MATERIAL TO PROCESS:
● ● ● ● ● ● ●

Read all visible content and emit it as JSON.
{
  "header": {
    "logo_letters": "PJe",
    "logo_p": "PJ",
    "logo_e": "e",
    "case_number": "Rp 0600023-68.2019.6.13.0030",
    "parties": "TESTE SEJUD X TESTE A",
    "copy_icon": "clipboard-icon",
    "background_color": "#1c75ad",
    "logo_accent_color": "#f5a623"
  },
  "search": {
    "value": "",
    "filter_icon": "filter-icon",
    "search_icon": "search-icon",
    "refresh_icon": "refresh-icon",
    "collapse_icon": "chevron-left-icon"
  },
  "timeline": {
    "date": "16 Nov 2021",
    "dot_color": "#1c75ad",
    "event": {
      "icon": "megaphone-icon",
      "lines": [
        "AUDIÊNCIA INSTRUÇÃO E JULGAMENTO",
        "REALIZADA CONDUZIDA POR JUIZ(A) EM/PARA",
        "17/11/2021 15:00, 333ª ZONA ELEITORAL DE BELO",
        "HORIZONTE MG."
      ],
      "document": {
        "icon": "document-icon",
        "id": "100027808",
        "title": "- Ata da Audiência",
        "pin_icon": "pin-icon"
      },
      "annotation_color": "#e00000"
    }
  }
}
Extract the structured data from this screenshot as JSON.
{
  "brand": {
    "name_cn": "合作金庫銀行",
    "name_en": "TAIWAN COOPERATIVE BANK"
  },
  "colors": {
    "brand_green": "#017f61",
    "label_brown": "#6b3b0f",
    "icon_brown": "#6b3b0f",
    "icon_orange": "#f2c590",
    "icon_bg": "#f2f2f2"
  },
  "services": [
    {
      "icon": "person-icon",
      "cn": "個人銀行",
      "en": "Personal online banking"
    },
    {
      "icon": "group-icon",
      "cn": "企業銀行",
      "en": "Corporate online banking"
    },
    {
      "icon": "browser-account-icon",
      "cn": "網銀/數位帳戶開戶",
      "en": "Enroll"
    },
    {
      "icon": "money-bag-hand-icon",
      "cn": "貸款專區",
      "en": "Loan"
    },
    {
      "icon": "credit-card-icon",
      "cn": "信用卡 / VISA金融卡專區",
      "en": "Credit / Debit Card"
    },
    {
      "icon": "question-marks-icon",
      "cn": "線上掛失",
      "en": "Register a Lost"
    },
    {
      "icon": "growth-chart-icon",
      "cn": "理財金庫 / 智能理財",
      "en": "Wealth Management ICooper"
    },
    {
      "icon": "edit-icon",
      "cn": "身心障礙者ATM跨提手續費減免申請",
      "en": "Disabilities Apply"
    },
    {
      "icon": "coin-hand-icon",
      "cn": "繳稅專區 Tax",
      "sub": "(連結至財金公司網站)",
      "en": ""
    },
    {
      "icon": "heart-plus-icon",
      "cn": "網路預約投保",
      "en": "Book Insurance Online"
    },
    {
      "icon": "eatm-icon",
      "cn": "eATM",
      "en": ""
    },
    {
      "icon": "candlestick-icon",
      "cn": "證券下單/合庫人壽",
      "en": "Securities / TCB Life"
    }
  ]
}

● ● ● ● ● ● ●

Output all of the data again. Match it exactly.

WRITTEN SOLUTION:
Read all visible content and emit it as JSON.
{
  "header": {
    "logo_letters": "PJe",
    "logo_p": "PJ",
    "logo_e": "e",
    "case_number": "Rp 0600023-68.2019.6.13.0030",
    "parties": "TESTE SEJUD X TESTE A",
    "copy_icon": "clipboard-icon",
    "background_color": "#1c75ad",
    "logo_accent_color": "#f5a623"
  },
  "search": {
    "value": "",
    "filter_icon": "filter-icon",
    "search_icon": "search-icon",
    "refresh_icon": "refresh-icon",
    "collapse_icon": "chevron-left-icon"
  },
  "timeline": {
    "date": "16 Nov 2021",
    "dot_color": "#1c75ad",
    "event": {
      "icon": "megaphone-icon",
      "lines": [
        "AUDIÊNCIA INSTRUÇÃO E JULGAMENTO",
        "REALIZADA CONDUZIDA POR JUIZ(A) EM/PARA",
        "17/11/2021 15:00, 333ª ZONA ELEITORAL DE BELO",
        "HORIZONTE MG."
      ],
      "document": {
        "icon": "document-icon",
        "id": "100027808",
        "title": "- Ata da Audiência",
        "pin_icon": "pin-icon"
      },
      "annotation_color": "#e00000"
    }
  }
}
Extract the structured data from this screenshot as JSON.
{
  "brand": {
    "name_cn": "合作金庫銀行",
    "name_en": "TAIWAN COOPERATIVE BANK"
  },
  "colors": {
    "brand_green": "#017f61",
    "label_brown": "#6b3b0f",
    "icon_brown": "#6b3b0f",
    "icon_orange": "#f2c590",
    "icon_bg": "#f2f2f2"
  },
  "services": [
    {
      "icon": "person-icon",
      "cn": "個人銀行",
      "en": "Personal online banking"
    },
    {
      "icon": "group-icon",
      "cn": "企業銀行",
      "en": "Corporate online banking"
    },
    {
      "icon": "browser-account-icon",
      "cn": "網銀/數位帳戶開戶",
      "en": "Enroll"
    },
    {
      "icon": "money-bag-hand-icon",
      "cn": "貸款專區",
      "en": "Loan"
    },
    {
      "icon": "credit-card-icon",
      "cn": "信用卡 / VISA金融卡專區",
      "en": "Credit / Debit Card"
    },
    {
      "icon": "question-marks-icon",
      "cn": "線上掛失",
      "en": "Register a Lost"
    },
    {
      "icon": "growth-chart-icon",
      "cn": "理財金庫 / 智能理財",
      "en": "Wealth Management ICooper"
    },
    {
      "icon": "edit-icon",
      "cn": "身心障礙者ATM跨提手續費減免申請",
      "en": "Disabilities Apply"
    },
    {
      "icon": "coin-hand-icon",
      "cn": "繳稅專區 Tax",
      "sub": "(連結至財金公司網站)",
      "en": ""
    },
    {
      "icon": "heart-plus-icon",
      "cn": "網路預約投保",
      "en": "Book Insurance Online"
    },
    {
      "icon": "eatm-icon",
      "cn": "eATM",
      "en": ""
    },
    {
      "icon": "candlestick-icon",
      "cn": "證券下單/合庫人壽",
      "en": "Securities / TCB Life"
    }
  ]
}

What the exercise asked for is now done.